■ **Written problem**: Can you return every line of the material below unchanged, leaving the pictures out of your answer?

****************************************

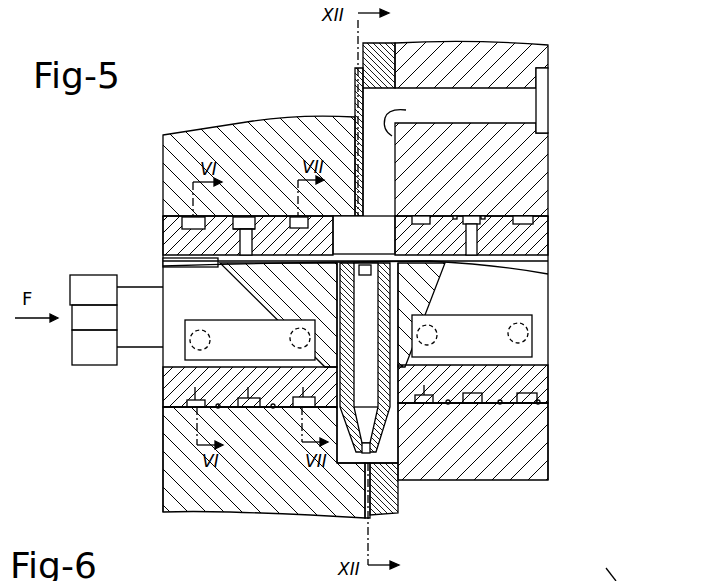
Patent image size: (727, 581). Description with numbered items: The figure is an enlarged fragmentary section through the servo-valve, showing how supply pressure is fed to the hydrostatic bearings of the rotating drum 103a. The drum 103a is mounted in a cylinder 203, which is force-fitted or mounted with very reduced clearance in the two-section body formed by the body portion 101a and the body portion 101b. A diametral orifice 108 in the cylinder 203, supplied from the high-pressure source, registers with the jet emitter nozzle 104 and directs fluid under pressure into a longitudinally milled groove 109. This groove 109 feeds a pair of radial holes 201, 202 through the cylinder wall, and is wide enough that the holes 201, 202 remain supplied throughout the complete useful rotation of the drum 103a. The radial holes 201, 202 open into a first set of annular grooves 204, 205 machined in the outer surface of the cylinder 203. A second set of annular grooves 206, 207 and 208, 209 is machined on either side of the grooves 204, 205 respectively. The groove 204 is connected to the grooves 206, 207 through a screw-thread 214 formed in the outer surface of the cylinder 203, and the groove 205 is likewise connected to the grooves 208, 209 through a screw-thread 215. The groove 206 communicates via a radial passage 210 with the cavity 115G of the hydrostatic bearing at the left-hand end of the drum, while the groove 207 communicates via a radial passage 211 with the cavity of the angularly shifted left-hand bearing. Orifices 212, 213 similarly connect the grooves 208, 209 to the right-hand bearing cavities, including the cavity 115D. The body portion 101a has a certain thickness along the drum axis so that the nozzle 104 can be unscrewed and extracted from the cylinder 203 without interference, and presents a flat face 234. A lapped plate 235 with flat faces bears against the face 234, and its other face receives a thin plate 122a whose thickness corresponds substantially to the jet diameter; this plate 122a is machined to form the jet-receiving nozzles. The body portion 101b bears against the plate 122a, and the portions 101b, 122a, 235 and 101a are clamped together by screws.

In FIG. 5, the valve body portion 101a is at (540, 440).
In FIG. 5, the valve body portion 101b is at (190, 486).
In FIG. 5, the drum 103a is at (527, 293).
In FIG. 5, the jet emitter nozzle 104 is at (385, 318).
In FIG. 5, the diametral orifice 108 is at (373, 222).
In FIG. 5, the longitudinally milled groove 109 is at (548, 272).
In FIG. 6, the longitudinally milled groove 109 is at (605, 564).
In FIG. 5, the hydrostatic bearing cavity 115G is at (249, 341).
In FIG. 5, the hydrostatic bearing cavity 115D is at (472, 337).
In FIG. 5, the thin plate 122a is at (330, 560).
In FIG. 5, the radial hole 201 is at (215, 250).
In FIG. 5, the radial hole 202 is at (500, 236).
In FIG. 5, the cylinder 203 is at (520, 388).
In FIG. 5, the annular groove 204 is at (248, 208).
In FIG. 5, the annular groove 205 is at (475, 210).
In FIG. 5, the annular groove 206 is at (195, 404).
In FIG. 5, the annular groove 207 is at (300, 408).
In FIG. 5, the annular groove 208 is at (425, 407).
In FIG. 5, the annular groove 209 is at (522, 401).
In FIG. 5, the radial passage 210 is at (192, 350).
In FIG. 5, the radial passage 211 is at (293, 328).
In FIG. 5, the orifice 212 is at (437, 330).
In FIG. 5, the orifice 213 is at (530, 322).
In FIG. 5, the screw-thread 214 is at (240, 217).
In FIG. 5, the screw-thread 215 is at (437, 214).
In FIG. 5, the face 234 is at (411, 116).
In FIG. 5, the lapped plate 235 is at (378, 505).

****************************************

■ **Output**:
Patent image size: (727, 581). Description with numbered items: The figure is an enlarged fragmentary section through the servo-valve, showing how supply pressure is fed to the hydrostatic bearings of the rotating drum 103a. The drum 103a is mounted in a cylinder 203, which is force-fitted or mounted with very reduced clearance in the two-section body formed by the body portion 101a and the body portion 101b. A diametral orifice 108 in the cylinder 203, supplied from the high-pressure source, registers with the jet emitter nozzle 104 and directs fluid under pressure into a longitudinally milled groove 109. This groove 109 feeds a pair of radial holes 201, 202 through the cylinder wall, and is wide enough that the holes 201, 202 remain supplied throughout the complete useful rotation of the drum 103a. The radial holes 201, 202 open into a first set of annular grooves 204, 205 machined in the outer surface of the cylinder 203. A second set of annular grooves 206, 207 and 208, 209 is machined on either side of the grooves 204, 205 respectively. The groove 204 is connected to the grooves 206, 207 through a screw-thread 214 formed in the outer surface of the cylinder 203, and the groove 205 is likewise connected to the grooves 208, 209 through a screw-thread 215. The groove 206 communicates via a radial passage 210 with the cavity 115G of the hydrostatic bearing at the left-hand end of the drum, while the groove 207 communicates via a radial passage 211 with the cavity of the angularly shifted left-hand bearing. Orifices 212, 213 similarly connect the grooves 208, 209 to the right-hand bearing cavities, including the cavity 115D. The body portion 101a has a certain thickness along the drum axis so that the nozzle 104 can be unscrewed and extracted from the cylinder 203 without interference, and presents a flat face 234. A lapped plate 235 with flat faces bears against the face 234, and its other face receives a thin plate 122a whose thickness corresponds substantially to the jet diameter; this plate 122a is machined to form the jet-receiving nozzles. The body portion 101b bears against the plate 122a, and the portions 101b, 122a, 235 and 101a are clamped together by screws.

In FIG. 5, the valve body portion 101a is at (540, 440).
In FIG. 5, the valve body portion 101b is at (190, 486).
In FIG. 5, the drum 103a is at (527, 293).
In FIG. 5, the jet emitter nozzle 104 is at (385, 318).
In FIG. 5, the diametral orifice 108 is at (373, 222).
In FIG. 5, the longitudinally milled groove 109 is at (548, 272).
In FIG. 6, the longitudinally milled groove 109 is at (605, 564).
In FIG. 5, the hydrostatic bearing cavity 115G is at (249, 341).
In FIG. 5, the hydrostatic bearing cavity 115D is at (472, 337).
In FIG. 5, the thin plate 122a is at (330, 560).
In FIG. 5, the radial hole 201 is at (215, 250).
In FIG. 5, the radial hole 202 is at (500, 236).
In FIG. 5, the cylinder 203 is at (520, 388).
In FIG. 5, the annular groove 204 is at (248, 208).
In FIG. 5, the annular groove 205 is at (475, 210).
In FIG. 5, the annular groove 206 is at (195, 404).
In FIG. 5, the annular groove 207 is at (300, 408).
In FIG. 5, the annular groove 208 is at (425, 407).
In FIG. 5, the annular groove 209 is at (522, 401).
In FIG. 5, the radial passage 210 is at (192, 350).
In FIG. 5, the radial passage 211 is at (293, 328).
In FIG. 5, the orifice 212 is at (437, 330).
In FIG. 5, the orifice 213 is at (530, 322).
In FIG. 5, the screw-thread 214 is at (240, 217).
In FIG. 5, the screw-thread 215 is at (437, 214).
In FIG. 5, the face 234 is at (411, 116).
In FIG. 5, the lapped plate 235 is at (378, 505).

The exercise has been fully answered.